#### [Supplied information]
** START **

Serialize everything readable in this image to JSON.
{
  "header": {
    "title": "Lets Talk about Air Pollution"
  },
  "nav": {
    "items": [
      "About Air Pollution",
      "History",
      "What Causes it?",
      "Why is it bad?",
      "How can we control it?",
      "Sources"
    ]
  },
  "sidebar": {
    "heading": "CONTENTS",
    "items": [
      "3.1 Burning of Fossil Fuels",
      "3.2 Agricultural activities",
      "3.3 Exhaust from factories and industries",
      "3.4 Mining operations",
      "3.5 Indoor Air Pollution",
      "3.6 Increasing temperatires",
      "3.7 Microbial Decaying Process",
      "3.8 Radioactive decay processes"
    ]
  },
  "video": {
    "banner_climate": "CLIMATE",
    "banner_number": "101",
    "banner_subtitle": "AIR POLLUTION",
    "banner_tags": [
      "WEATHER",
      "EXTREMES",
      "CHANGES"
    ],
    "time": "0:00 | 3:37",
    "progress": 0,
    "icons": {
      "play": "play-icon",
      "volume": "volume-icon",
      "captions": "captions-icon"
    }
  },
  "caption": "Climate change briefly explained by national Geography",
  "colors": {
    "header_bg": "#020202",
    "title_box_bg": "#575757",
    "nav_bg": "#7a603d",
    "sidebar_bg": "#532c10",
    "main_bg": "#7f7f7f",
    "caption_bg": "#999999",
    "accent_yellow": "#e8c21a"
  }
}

** END **

#### [Task goal]
Extract the full set of entries word for word.

#### [Answer to this task]
Serialize everything readable in this image to JSON.
{
  "header": {
    "title": "Lets Talk about Air Pollution"
  },
  "nav": {
    "items": [
      "About Air Pollution",
      "History",
      "What Causes it?",
      "Why is it bad?",
      "How can we control it?",
      "Sources"
    ]
  },
  "sidebar": {
    "heading": "CONTENTS",
    "items": [
      "3.1 Burning of Fossil Fuels",
      "3.2 Agricultural activities",
      "3.3 Exhaust from factories and industries",
      "3.4 Mining operations",
      "3.5 Indoor Air Pollution",
      "3.6 Increasing temperatires",
      "3.7 Microbial Decaying Process",
      "3.8 Radioactive decay processes"
    ]
  },
  "video": {
    "banner_climate": "CLIMATE",
    "banner_number": "101",
    "banner_subtitle": "AIR POLLUTION",
    "banner_tags": [
      "WEATHER",
      "EXTREMES",
      "CHANGES"
    ],
    "time": "0:00 | 3:37",
    "progress": 0,
    "icons": {
      "play": "play-icon",
      "volume": "volume-icon",
      "captions": "captions-icon"
    }
  },
  "caption": "Climate change briefly explained by national Geography",
  "colors": {
    "header_bg": "#020202",
    "title_box_bg": "#575757",
    "nav_bg": "#7a603d",
    "sidebar_bg": "#532c10",
    "main_bg": "#7f7f7f",
    "caption_bg": "#999999",
    "accent_yellow": "#e8c21a"
  }
}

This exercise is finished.